▶ [Instruction]:
Below is a block of records. Copy every line in it that contains the word "Лесная".

..............................

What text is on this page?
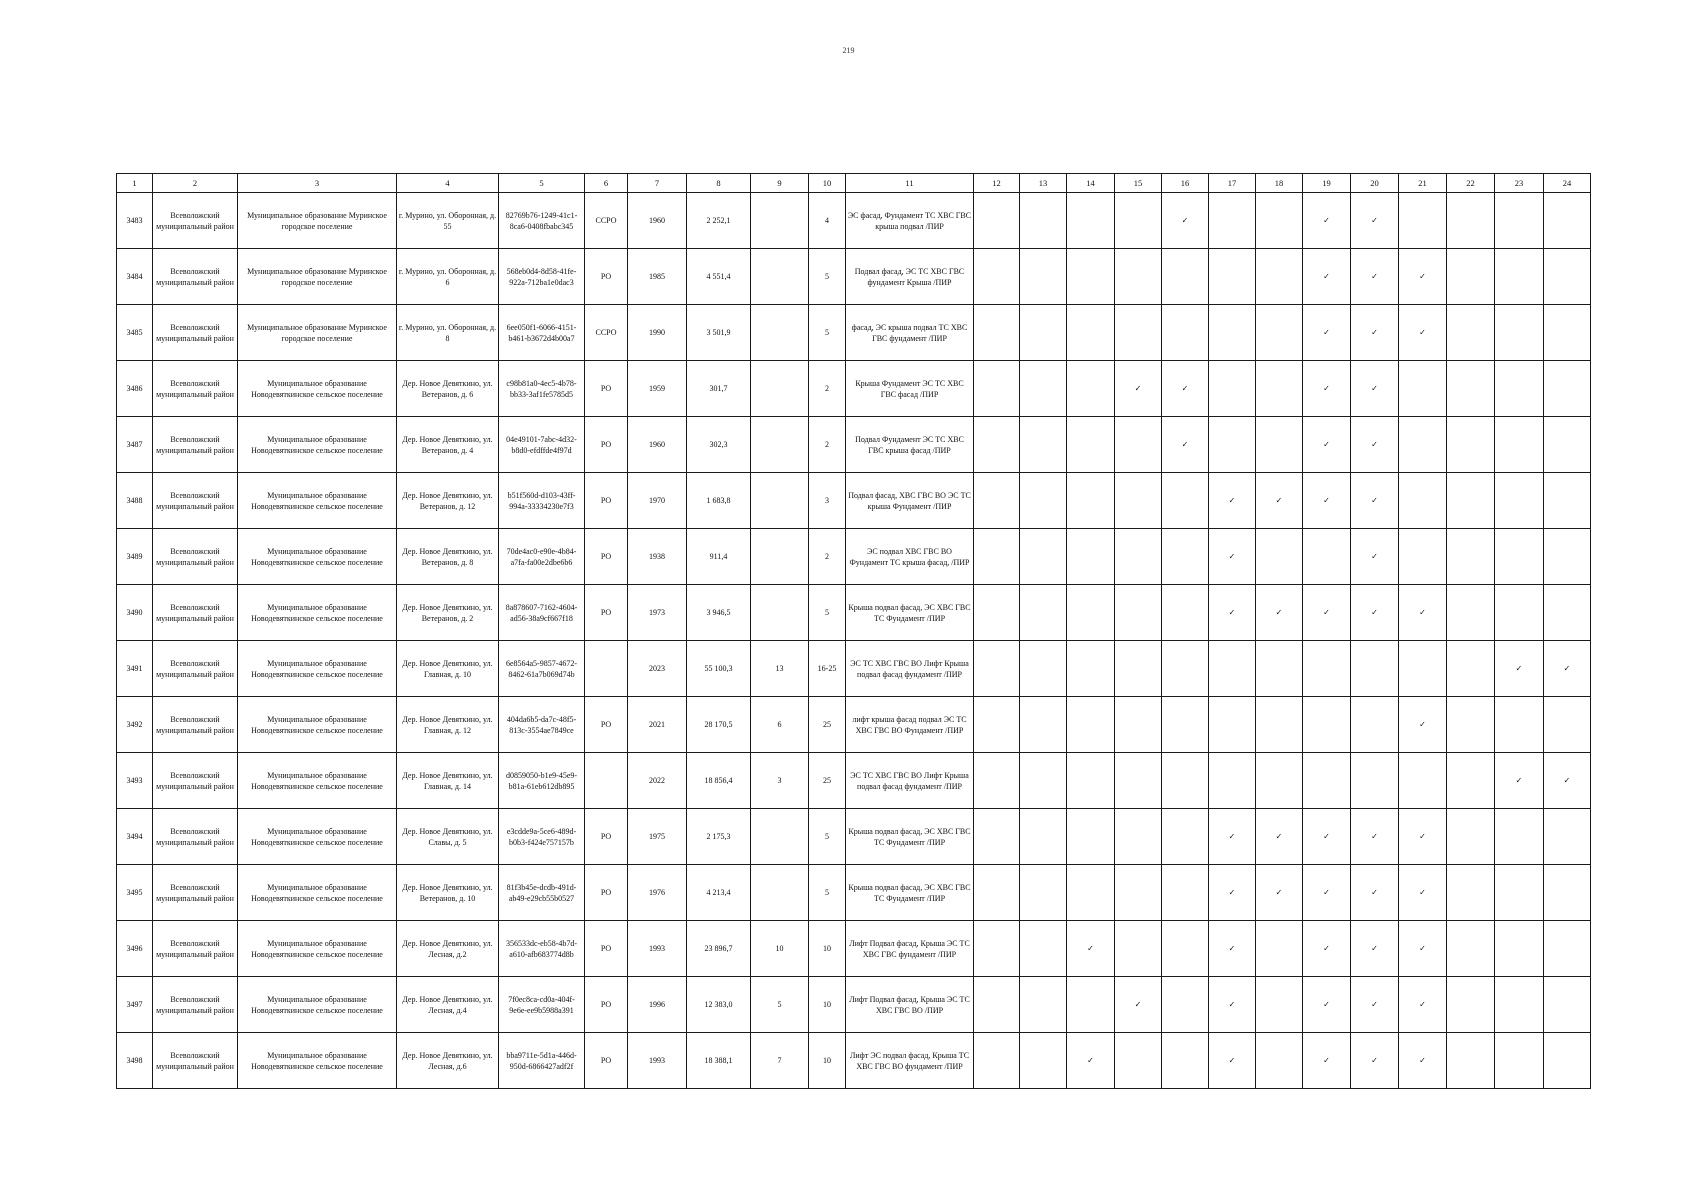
219
1	2	3	4	5	6	7	8	9	10	11	12	13	14	15	16	17	18	19	20	21	22	23	24
3483	Всеволожский муниципальный район	Муниципальное образование Муринское городское поселение	г. Мурино, ул. Оборонная, д. 55	82769b76-1249-41c1-8ca6-0408fbabc345	ССРО	1960	2 252,1		4	ЭС фасад, Фундамент ТС ХВС ГВС крыша подвал /ПИР					✓			✓	✓				
3484	Всеволожский муниципальный район	Муниципальное образование Муринское городское поселение	г. Мурино, ул. Оборонная, д. 6	568eb0d4-8d58-41fe-922a-712ba1e0dac3	РО	1985	4 551,4		5	Подвал фасад, ЭС ТС ХВС ГВС фундамент Крыша /ПИР								✓	✓	✓			
3485	Всеволожский муниципальный район	Муниципальное образование Муринское городское поселение	г. Мурино, ул. Оборонная, д. 8	6ee050f1-6066-4151-b461-b3672d4b00a7	ССРО	1990	3 501,9		5	фасад, ЭС крыша подвал ТС ХВС ГВС фундамент /ПИР								✓	✓	✓			
3486	Всеволожский муниципальный район	Муниципальное образование Новодевяткинское сельское поселение	Дер. Новое Девяткино, ул. Ветеранов, д. 6	c98b81a0-4ec5-4b78-bb33-3af1fe5785d5	РО	1959	301,7		2	Крыша Фундамент ЭС ТС ХВС ГВС фасад /ПИР				✓	✓			✓	✓				
3487	Всеволожский муниципальный район	Муниципальное образование Новодевяткинское сельское поселение	Дер. Новое Девяткино, ул. Ветеранов, д. 4	04e49101-7abc-4d32-b8d0-efdffde4f97d	РО	1960	302,3		2	Подвал Фундамент ЭС ТС ХВС ГВС крыша фасад /ПИР					✓			✓	✓				
3488	Всеволожский муниципальный район	Муниципальное образование Новодевяткинское сельское поселение	Дер. Новое Девяткино, ул. Ветеранов, д. 12	b51f560d-d103-43ff-994a-33334230e7f3	РО	1970	1 683,8		3	Подвал фасад, ХВС ГВС ВО ЭС ТС крыша Фундамент /ПИР						✓	✓	✓	✓				
3489	Всеволожский муниципальный район	Муниципальное образование Новодевяткинское сельское поселение	Дер. Новое Девяткино, ул. Ветеранов, д. 8	70de4ac0-e90e-4b84-a7fa-fa00e2dbe6b6	РО	1938	911,4		2	ЭС подвал ХВС ГВС ВО Фундамент ТС крыша фасад, /ПИР						✓			✓				
3490	Всеволожский муниципальный район	Муниципальное образование Новодевяткинское сельское поселение	Дер. Новое Девяткино, ул. Ветеранов, д. 2	8a878607-7162-4604-ad56-38a9cf667f18	РО	1973	3 946,5		5	Крыша подвал фасад, ЭС ХВС ГВС ТС Фундамент /ПИР						✓	✓	✓	✓	✓			
3491	Всеволожский муниципальный район	Муниципальное образование Новодевяткинское сельское поселение	Дер. Новое Девяткино, ул. Главная, д. 10	6e8564a5-9857-4672-8462-61a7b069d74b		2023	55 100,3	13	16-25	ЭС ТС ХВС ГВС ВО Лифт Крыша подвал фасад фундамент /ПИР												✓	✓
3492	Всеволожский муниципальный район	Муниципальное образование Новодевяткинское сельское поселение	Дер. Новое Девяткино, ул. Главная, д. 12	404da6b5-da7c-48f5-813c-3554ae7849ce	РО	2021	28 170,5	6	25	лифт крыша фасад подвал ЭС ТС ХВС ГВС ВО Фундамент /ПИР										✓			
3493	Всеволожский муниципальный район	Муниципальное образование Новодевяткинское сельское поселение	Дер. Новое Девяткино, ул. Главная, д. 14	d0859050-b1e9-45e9-b81a-61eb612db895		2022	18 856,4	3	25	ЭС ТС ХВС ГВС ВО Лифт Крыша подвал фасад фундамент /ПИР												✓	✓
3494	Всеволожский муниципальный район	Муниципальное образование Новодевяткинское сельское поселение	Дер. Новое Девяткино, ул. Славы, д. 5	e3cdde9a-5ce6-489d-b0b3-f424e757157b	РО	1975	2 175,3		5	Крыша подвал фасад, ЭС ХВС ГВС ТС Фундамент /ПИР						✓	✓	✓	✓	✓			
3495	Всеволожский муниципальный район	Муниципальное образование Новодевяткинское сельское поселение	Дер. Новое Девяткино, ул. Ветеранов, д. 10	81f3b45e-dcdb-491d-ab49-e29cb55b0527	РО	1976	4 213,4		5	Крыша подвал фасад, ЭС ХВС ГВС ТС Фундамент /ПИР						✓	✓	✓	✓	✓			
3496	Всеволожский муниципальный район	Муниципальное образование Новодевяткинское сельское поселение	Дер. Новое Девяткино, ул. Лесная, д.2	356533dc-eb58-4b7d-a610-afb683774d8b	РО	1993	23 896,7	10	10	Лифт Подвал фасад, Крыша ЭС ТС ХВС ГВС фундамент /ПИР			✓			✓		✓	✓	✓			
3497	Всеволожский муниципальный район	Муниципальное образование Новодевяткинское сельское поселение	Дер. Новое Девяткино, ул. Лесная, д.4	7f0ec8ca-cd0a-404f-9e6e-ee9b5988a391	РО	1996	12 383,0	5	10	Лифт Подвал фасад, Крыша ЭС ТС ХВС ГВС ВО /ПИР				✓		✓		✓	✓	✓			
3498	Всеволожский муниципальный район	Муниципальное образование Новодевяткинское сельское поселение	Дер. Новое Девяткино, ул. Лесная, д.6	bba9711e-5d1a-446d-950d-6866427adf2f	РО	1993	18 388,1	7	10	Лифт ЭС подвал фасад, Крыша ТС ХВС ГВС ВО фундамент /ПИР			✓			✓		✓	✓	✓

..............................

▶ [Response for this exercise]:
3496	Всеволожский муниципальный район	Муниципальное образование Новодевяткинское сельское поселение	Дер. Новое Девяткино, ул. Лесная, д.2	356533dc-eb58-4b7d-a610-afb683774d8b	РО	1993	23 896,7	10	10	Лифт Подвал фасад, Крыша ЭС ТС ХВС ГВС фундамент /ПИР			✓			✓		✓	✓	✓			
3497	Всеволожский муниципальный район	Муниципальное образование Новодевяткинское сельское поселение	Дер. Новое Девяткино, ул. Лесная, д.4	7f0ec8ca-cd0a-404f-9e6e-ee9b5988a391	РО	1996	12 383,0	5	10	Лифт Подвал фасад, Крыша ЭС ТС ХВС ГВС ВО /ПИР				✓		✓		✓	✓	✓			
3498	Всеволожский муниципальный район	Муниципальное образование Новодевяткинское сельское поселение	Дер. Новое Девяткино, ул. Лесная, д.6	bba9711e-5d1a-446d-950d-6866427adf2f	РО	1993	18 388,1	7	10	Лифт ЭС подвал фасад, Крыша ТС ХВС ГВС ВО фундамент /ПИР			✓			✓		✓	✓	✓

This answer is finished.